* Start *
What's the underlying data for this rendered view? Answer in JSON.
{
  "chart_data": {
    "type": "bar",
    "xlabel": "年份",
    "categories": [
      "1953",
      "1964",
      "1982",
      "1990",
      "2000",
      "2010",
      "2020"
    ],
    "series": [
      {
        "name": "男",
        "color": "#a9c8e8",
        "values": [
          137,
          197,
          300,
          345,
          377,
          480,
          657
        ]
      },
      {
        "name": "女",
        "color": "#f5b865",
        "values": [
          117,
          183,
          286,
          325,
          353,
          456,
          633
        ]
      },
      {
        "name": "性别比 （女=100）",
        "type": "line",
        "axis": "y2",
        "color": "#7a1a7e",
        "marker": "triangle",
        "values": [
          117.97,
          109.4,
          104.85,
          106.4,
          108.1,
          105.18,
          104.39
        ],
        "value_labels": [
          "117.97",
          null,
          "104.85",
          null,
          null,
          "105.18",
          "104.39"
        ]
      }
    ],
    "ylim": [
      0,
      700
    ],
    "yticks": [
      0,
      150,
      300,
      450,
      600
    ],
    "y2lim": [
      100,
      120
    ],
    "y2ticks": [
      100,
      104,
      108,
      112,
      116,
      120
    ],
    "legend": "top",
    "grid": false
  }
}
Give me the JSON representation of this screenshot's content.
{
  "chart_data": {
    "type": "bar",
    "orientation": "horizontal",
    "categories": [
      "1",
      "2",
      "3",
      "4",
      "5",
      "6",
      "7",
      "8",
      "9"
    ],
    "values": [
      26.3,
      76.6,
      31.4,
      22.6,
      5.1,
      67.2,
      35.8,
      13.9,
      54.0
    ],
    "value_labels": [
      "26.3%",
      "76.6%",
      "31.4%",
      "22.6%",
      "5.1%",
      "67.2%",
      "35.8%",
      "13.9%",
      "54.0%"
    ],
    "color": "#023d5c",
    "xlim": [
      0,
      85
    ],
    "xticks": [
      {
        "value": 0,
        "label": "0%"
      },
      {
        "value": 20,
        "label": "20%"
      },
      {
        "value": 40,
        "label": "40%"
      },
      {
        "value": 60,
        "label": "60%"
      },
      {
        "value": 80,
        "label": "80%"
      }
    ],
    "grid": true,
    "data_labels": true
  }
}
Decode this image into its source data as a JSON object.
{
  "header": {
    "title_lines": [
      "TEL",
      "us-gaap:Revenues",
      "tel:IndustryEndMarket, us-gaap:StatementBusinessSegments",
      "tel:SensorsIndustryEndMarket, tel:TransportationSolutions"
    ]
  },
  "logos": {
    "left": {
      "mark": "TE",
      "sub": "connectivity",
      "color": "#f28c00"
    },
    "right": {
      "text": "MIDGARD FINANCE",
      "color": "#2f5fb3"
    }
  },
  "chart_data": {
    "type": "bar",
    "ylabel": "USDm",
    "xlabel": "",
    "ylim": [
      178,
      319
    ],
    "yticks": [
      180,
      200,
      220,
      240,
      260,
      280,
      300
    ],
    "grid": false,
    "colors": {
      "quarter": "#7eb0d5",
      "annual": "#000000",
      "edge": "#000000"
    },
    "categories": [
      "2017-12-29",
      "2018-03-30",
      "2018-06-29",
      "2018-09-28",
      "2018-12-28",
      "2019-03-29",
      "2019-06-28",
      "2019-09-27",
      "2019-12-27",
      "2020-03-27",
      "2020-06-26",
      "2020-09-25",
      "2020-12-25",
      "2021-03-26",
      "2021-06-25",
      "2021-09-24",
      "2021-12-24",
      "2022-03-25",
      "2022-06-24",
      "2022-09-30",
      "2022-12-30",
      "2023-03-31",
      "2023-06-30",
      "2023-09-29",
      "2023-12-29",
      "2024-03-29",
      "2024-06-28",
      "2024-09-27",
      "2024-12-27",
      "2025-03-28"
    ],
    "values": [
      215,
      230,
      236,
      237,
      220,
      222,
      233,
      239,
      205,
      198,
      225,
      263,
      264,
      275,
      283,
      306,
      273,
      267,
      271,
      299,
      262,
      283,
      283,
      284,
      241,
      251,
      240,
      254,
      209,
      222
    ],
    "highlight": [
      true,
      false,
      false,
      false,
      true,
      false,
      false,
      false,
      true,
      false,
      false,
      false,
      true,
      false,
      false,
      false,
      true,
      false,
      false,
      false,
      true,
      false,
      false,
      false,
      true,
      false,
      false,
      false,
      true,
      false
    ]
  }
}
* End *
● EXERCISE INSTRUCTIONS: Retype the records that precede this task, keeping them exactly the same.

● EXERCISE RESULT:
What's the underlying data for this rendered view? Answer in JSON.
{
  "chart_data": {
    "type": "bar",
    "xlabel": "年份",
    "categories": [
      "1953",
      "1964",
      "1982",
      "1990",
      "2000",
      "2010",
      "2020"
    ],
    "series": [
      {
        "name": "男",
        "color": "#a9c8e8",
        "values": [
          137,
          197,
          300,
          345,
          377,
          480,
          657
        ]
      },
      {
        "name": "女",
        "color": "#f5b865",
        "values": [
          117,
          183,
          286,
          325,
          353,
          456,
          633
        ]
      },
      {
        "name": "性别比 （女=100）",
        "type": "line",
        "axis": "y2",
        "color": "#7a1a7e",
        "marker": "triangle",
        "values": [
          117.97,
          109.4,
          104.85,
          106.4,
          108.1,
          105.18,
          104.39
        ],
        "value_labels": [
          "117.97",
          null,
          "104.85",
          null,
          null,
          "105.18",
          "104.39"
        ]
      }
    ],
    "ylim": [
      0,
      700
    ],
    "yticks": [
      0,
      150,
      300,
      450,
      600
    ],
    "y2lim": [
      100,
      120
    ],
    "y2ticks": [
      100,
      104,
      108,
      112,
      116,
      120
    ],
    "legend": "top",
    "grid": false
  }
}
Give me the JSON representation of this screenshot's content.
{
  "chart_data": {
    "type": "bar",
    "orientation": "horizontal",
    "categories": [
      "1",
      "2",
      "3",
      "4",
      "5",
      "6",
      "7",
      "8",
      "9"
    ],
    "values": [
      26.3,
      76.6,
      31.4,
      22.6,
      5.1,
      67.2,
      35.8,
      13.9,
      54.0
    ],
    "value_labels": [
      "26.3%",
      "76.6%",
      "31.4%",
      "22.6%",
      "5.1%",
      "67.2%",
      "35.8%",
      "13.9%",
      "54.0%"
    ],
    "color": "#023d5c",
    "xlim": [
      0,
      85
    ],
    "xticks": [
      {
        "value": 0,
        "label": "0%"
      },
      {
        "value": 20,
        "label": "20%"
      },
      {
        "value": 40,
        "label": "40%"
      },
      {
        "value": 60,
        "label": "60%"
      },
      {
        "value": 80,
        "label": "80%"
      }
    ],
    "grid": true,
    "data_labels": true
  }
}
Decode this image into its source data as a JSON object.
{
  "header": {
    "title_lines": [
      "TEL",
      "us-gaap:Revenues",
      "tel:IndustryEndMarket, us-gaap:StatementBusinessSegments",
      "tel:SensorsIndustryEndMarket, tel:TransportationSolutions"
    ]
  },
  "logos": {
    "left": {
      "mark": "TE",
      "sub": "connectivity",
      "color": "#f28c00"
    },
    "right": {
      "text": "MIDGARD FINANCE",
      "color": "#2f5fb3"
    }
  },
  "chart_data": {
    "type": "bar",
    "ylabel": "USDm",
    "xlabel": "",
    "ylim": [
      178,
      319
    ],
    "yticks": [
      180,
      200,
      220,
      240,
      260,
      280,
      300
    ],
    "grid": false,
    "colors": {
      "quarter": "#7eb0d5",
      "annual": "#000000",
      "edge": "#000000"
    },
    "categories": [
      "2017-12-29",
      "2018-03-30",
      "2018-06-29",
      "2018-09-28",
      "2018-12-28",
      "2019-03-29",
      "2019-06-28",
      "2019-09-27",
      "2019-12-27",
      "2020-03-27",
      "2020-06-26",
      "2020-09-25",
      "2020-12-25",
      "2021-03-26",
      "2021-06-25",
      "2021-09-24",
      "2021-12-24",
      "2022-03-25",
      "2022-06-24",
      "2022-09-30",
      "2022-12-30",
      "2023-03-31",
      "2023-06-30",
      "2023-09-29",
      "2023-12-29",
      "2024-03-29",
      "2024-06-28",
      "2024-09-27",
      "2024-12-27",
      "2025-03-28"
    ],
    "values": [
      215,
      230,
      236,
      237,
      220,
      222,
      233,
      239,
      205,
      198,
      225,
      263,
      264,
      275,
      283,
      306,
      273,
      267,
      271,
      299,
      262,
      283,
      283,
      284,
      241,
      251,
      240,
      254,
      209,
      222
    ],
    "highlight": [
      true,
      false,
      false,
      false,
      true,
      false,
      false,
      false,
      true,
      false,
      false,
      false,
      true,
      false,
      false,
      false,
      true,
      false,
      false,
      false,
      true,
      false,
      false,
      false,
      true,
      false,
      false,
      false,
      true,
      false
    ]
  }
}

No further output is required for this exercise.